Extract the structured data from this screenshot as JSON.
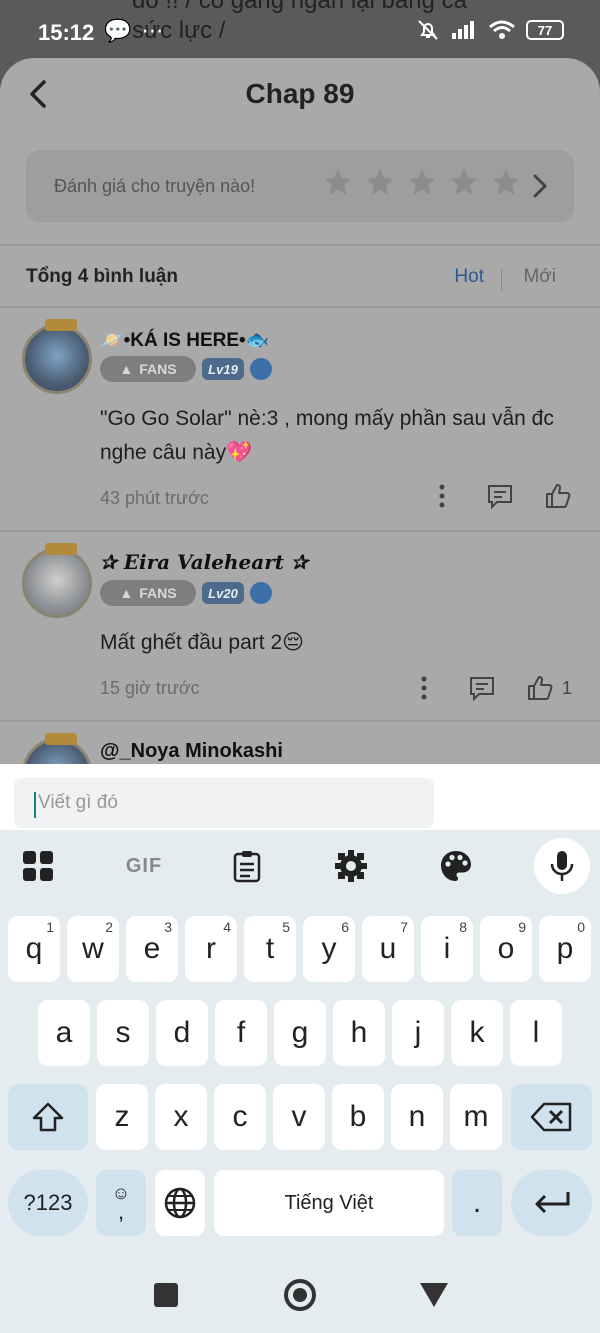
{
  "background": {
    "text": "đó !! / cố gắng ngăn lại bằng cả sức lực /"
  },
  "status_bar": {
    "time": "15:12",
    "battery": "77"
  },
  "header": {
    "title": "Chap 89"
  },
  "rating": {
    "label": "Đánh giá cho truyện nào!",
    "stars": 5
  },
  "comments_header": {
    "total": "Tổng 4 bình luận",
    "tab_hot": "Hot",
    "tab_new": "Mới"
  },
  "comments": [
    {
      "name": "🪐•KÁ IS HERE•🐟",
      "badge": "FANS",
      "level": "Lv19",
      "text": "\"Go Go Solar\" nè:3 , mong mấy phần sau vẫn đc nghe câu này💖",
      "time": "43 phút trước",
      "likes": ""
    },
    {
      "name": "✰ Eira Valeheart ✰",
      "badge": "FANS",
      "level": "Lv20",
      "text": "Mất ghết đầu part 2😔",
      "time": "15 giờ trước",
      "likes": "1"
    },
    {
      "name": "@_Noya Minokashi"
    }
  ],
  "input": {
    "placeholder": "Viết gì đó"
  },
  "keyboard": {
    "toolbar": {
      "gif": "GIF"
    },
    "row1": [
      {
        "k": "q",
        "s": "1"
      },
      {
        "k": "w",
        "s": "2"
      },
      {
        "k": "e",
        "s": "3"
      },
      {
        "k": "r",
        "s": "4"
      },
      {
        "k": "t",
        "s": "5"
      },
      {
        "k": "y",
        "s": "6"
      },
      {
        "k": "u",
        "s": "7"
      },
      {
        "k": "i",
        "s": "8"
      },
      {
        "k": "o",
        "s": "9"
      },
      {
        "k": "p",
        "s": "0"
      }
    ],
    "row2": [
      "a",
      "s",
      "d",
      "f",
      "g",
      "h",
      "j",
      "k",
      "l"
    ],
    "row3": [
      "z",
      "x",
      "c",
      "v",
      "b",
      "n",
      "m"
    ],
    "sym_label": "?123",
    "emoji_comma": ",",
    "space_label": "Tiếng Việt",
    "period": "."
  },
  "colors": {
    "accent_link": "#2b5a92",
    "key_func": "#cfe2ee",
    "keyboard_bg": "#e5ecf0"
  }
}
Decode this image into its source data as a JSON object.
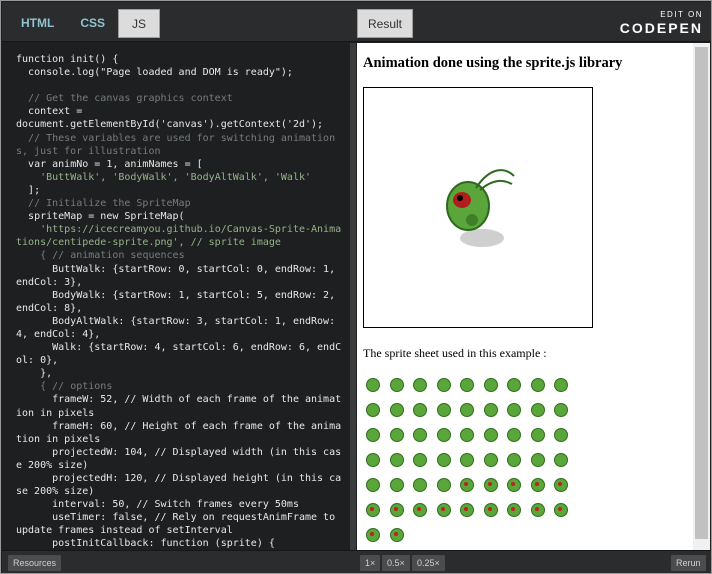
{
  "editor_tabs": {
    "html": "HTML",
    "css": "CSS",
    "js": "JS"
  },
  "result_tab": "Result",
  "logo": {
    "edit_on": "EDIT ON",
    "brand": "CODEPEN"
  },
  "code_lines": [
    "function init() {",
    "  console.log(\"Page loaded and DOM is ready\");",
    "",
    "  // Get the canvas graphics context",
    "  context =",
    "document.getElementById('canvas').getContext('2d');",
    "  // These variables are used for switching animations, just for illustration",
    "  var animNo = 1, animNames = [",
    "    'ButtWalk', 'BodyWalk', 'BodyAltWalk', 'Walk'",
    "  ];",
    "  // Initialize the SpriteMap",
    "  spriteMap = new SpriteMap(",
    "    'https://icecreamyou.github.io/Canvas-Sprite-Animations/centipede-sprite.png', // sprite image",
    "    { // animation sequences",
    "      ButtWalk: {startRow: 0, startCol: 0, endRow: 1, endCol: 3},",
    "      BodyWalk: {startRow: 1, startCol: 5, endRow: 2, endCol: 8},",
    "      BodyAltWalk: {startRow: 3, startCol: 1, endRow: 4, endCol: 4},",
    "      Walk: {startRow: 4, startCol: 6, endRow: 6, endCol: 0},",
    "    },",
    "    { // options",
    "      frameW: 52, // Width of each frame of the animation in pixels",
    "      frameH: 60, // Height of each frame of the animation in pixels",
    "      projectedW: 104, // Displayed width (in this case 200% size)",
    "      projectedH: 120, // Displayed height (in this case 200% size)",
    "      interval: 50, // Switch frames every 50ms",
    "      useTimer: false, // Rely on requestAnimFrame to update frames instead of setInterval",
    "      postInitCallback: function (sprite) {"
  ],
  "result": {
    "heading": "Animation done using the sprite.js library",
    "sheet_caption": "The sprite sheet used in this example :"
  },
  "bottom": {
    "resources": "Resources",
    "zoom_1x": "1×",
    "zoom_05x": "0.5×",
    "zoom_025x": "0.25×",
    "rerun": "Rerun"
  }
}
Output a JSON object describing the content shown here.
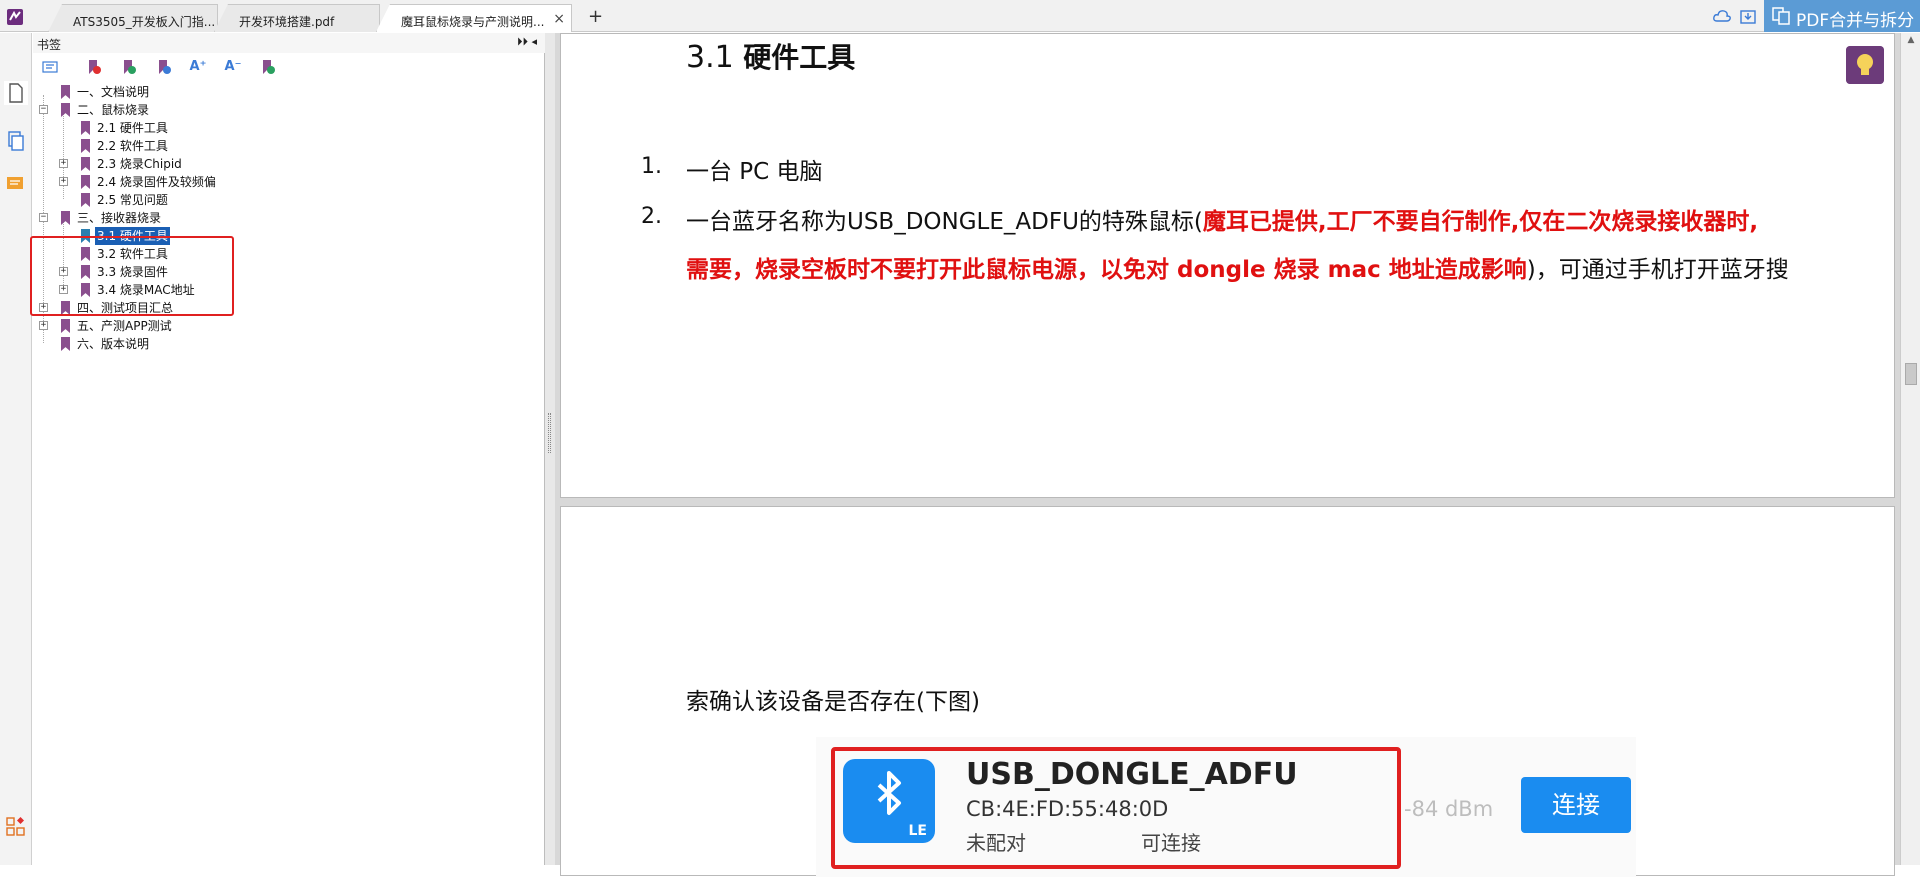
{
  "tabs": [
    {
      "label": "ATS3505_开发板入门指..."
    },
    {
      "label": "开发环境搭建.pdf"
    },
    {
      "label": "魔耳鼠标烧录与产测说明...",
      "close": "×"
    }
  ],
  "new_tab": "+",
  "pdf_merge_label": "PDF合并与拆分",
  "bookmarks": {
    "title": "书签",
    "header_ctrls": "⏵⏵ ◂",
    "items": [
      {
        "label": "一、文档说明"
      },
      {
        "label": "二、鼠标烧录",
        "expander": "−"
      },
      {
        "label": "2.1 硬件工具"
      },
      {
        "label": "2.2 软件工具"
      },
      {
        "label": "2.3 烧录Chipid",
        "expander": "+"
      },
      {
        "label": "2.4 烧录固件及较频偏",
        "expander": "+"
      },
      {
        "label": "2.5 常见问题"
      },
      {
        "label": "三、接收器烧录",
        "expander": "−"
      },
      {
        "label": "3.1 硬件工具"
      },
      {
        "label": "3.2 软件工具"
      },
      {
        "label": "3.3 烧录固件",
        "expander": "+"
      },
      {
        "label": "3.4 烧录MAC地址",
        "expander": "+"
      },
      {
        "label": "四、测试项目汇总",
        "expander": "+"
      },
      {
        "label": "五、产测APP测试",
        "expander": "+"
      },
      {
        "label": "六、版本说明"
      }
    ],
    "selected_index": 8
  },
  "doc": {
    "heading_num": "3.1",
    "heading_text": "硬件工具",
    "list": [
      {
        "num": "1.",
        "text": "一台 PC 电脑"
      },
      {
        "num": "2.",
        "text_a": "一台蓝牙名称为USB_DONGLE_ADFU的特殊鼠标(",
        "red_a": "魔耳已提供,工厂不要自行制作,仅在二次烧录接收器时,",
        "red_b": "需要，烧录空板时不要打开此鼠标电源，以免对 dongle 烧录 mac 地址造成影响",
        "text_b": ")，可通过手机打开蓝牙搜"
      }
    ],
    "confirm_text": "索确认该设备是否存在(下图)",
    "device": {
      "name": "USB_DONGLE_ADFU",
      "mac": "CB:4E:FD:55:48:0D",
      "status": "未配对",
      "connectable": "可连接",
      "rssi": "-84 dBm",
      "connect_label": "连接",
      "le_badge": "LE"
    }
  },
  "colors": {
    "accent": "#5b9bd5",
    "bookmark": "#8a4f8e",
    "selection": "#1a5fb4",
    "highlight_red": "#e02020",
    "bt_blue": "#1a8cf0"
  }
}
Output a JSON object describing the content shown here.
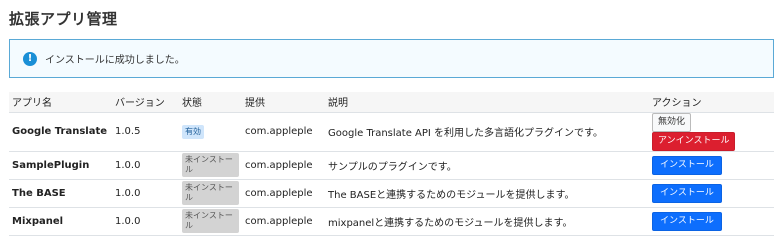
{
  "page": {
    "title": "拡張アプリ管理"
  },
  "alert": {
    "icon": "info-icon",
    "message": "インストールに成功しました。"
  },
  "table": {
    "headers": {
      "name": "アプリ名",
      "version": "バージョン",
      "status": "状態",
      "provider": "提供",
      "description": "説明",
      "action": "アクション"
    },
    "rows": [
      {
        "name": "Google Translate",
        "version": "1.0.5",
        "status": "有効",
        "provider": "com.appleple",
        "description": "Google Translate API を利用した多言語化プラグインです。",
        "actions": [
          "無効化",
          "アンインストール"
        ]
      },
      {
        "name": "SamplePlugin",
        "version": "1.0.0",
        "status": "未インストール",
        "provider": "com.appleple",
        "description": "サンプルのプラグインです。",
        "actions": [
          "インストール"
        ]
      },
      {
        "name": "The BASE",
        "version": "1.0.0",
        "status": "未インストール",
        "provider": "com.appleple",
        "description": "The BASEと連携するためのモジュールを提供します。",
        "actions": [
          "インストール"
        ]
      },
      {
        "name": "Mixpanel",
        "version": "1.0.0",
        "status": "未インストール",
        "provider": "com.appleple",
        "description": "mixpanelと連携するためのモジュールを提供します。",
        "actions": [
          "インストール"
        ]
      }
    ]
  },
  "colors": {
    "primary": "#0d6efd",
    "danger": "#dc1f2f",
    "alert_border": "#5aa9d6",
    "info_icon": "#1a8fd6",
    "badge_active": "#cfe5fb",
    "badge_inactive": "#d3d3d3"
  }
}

§ What the task asks
Check each line above for the string "image", then copy the ones that have it.

§ Expected output
Decode this image into its source data as a JSON object.
    "    'https://icecreamyou.github.io/Canvas-Sprite-Animations/centipede-sprite.png', // sprite image",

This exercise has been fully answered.